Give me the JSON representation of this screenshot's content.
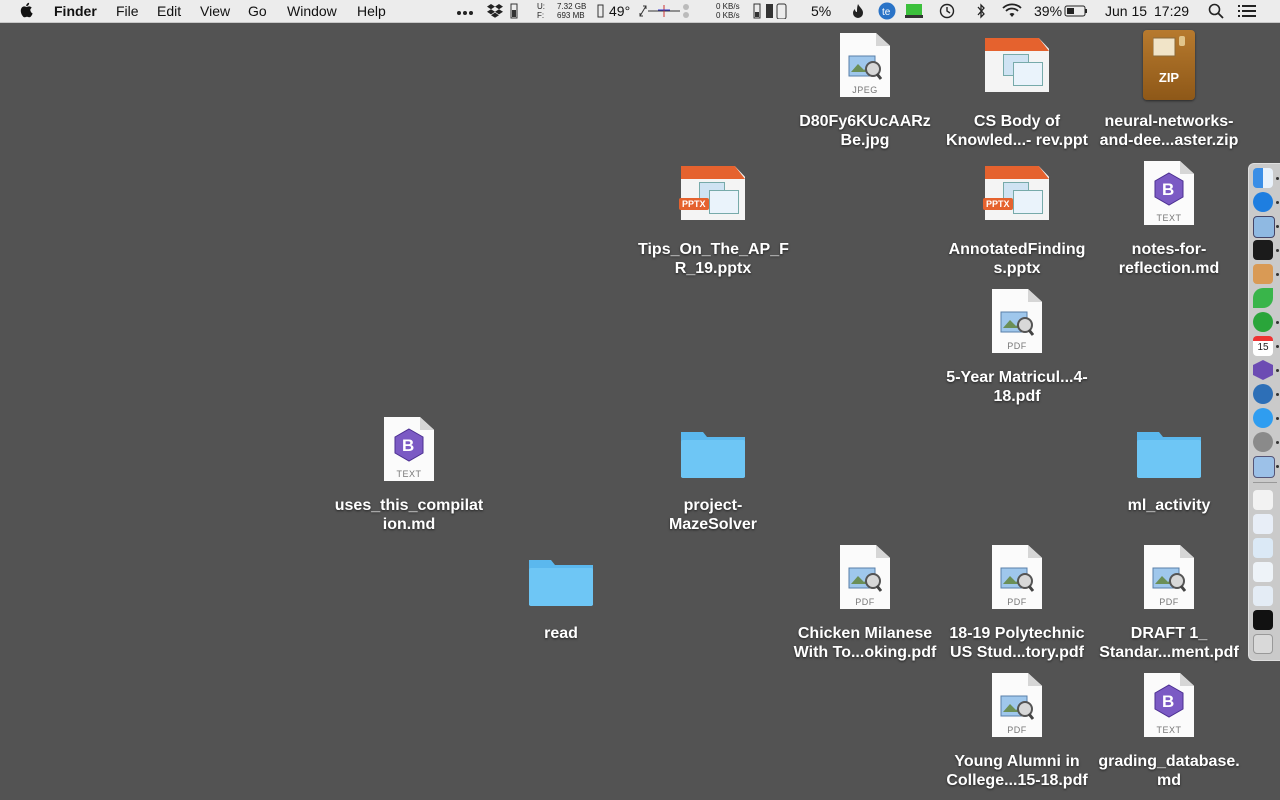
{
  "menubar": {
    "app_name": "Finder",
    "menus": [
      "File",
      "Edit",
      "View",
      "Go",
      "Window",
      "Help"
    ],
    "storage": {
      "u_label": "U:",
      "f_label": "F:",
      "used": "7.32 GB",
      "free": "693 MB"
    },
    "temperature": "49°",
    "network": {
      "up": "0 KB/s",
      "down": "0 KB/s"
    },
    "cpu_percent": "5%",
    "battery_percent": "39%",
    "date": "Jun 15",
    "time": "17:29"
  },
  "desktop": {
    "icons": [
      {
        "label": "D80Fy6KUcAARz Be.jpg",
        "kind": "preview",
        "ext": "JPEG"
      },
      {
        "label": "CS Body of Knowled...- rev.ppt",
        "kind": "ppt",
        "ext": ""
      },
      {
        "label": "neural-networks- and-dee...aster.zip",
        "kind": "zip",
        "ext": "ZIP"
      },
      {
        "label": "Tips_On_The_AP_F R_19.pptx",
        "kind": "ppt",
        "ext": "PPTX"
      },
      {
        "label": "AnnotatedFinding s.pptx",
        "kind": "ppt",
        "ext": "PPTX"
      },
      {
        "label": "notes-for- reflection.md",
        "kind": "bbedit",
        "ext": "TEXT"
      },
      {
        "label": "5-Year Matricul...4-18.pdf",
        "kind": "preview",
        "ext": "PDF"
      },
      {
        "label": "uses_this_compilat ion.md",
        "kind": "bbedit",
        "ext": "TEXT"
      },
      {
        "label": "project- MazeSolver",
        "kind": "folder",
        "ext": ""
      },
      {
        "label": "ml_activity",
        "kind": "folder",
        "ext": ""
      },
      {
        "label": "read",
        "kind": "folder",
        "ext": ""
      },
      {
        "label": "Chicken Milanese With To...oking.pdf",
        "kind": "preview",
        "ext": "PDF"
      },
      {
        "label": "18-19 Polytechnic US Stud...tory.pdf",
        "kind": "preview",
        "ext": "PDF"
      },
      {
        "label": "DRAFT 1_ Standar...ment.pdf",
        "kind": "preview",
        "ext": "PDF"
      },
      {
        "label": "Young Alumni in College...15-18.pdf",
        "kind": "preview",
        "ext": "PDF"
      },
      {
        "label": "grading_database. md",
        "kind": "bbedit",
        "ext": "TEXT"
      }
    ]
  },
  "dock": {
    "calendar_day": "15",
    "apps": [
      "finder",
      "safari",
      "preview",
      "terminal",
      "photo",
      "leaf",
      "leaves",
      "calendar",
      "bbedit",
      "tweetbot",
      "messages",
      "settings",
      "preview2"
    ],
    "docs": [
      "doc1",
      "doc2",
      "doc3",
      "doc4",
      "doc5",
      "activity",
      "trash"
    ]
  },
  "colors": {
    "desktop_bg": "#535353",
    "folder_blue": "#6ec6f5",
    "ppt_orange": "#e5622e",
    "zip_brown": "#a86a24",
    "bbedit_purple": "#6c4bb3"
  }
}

--- --- ---

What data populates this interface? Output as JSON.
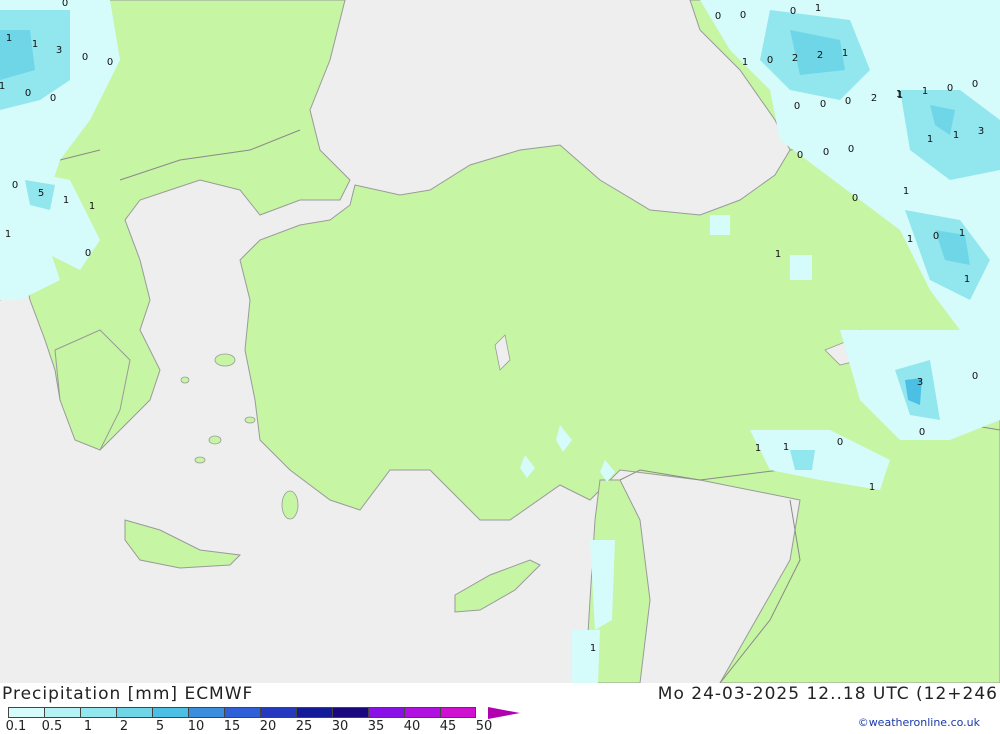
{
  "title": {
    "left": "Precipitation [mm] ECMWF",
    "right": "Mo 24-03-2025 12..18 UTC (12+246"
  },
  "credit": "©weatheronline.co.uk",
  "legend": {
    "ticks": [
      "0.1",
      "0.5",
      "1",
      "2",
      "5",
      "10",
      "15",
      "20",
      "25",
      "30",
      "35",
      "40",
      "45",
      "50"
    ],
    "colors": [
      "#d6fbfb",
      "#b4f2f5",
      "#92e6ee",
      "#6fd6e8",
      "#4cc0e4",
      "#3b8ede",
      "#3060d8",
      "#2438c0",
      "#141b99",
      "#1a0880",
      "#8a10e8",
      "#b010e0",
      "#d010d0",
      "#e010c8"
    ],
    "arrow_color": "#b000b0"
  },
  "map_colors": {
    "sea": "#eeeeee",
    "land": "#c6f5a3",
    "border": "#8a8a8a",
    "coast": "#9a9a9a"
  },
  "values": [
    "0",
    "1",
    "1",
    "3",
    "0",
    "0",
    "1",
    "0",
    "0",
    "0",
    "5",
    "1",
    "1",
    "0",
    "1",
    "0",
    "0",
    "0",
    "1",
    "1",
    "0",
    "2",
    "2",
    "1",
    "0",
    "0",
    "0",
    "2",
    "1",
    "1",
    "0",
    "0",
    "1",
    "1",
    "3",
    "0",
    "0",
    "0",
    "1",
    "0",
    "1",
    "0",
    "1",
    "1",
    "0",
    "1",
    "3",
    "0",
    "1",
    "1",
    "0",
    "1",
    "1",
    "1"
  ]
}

--- --- ---

▶ _Problem requirements_: Report how many lines in the records above contain the word "JSON", giving only the number.

▶ _The response_: 2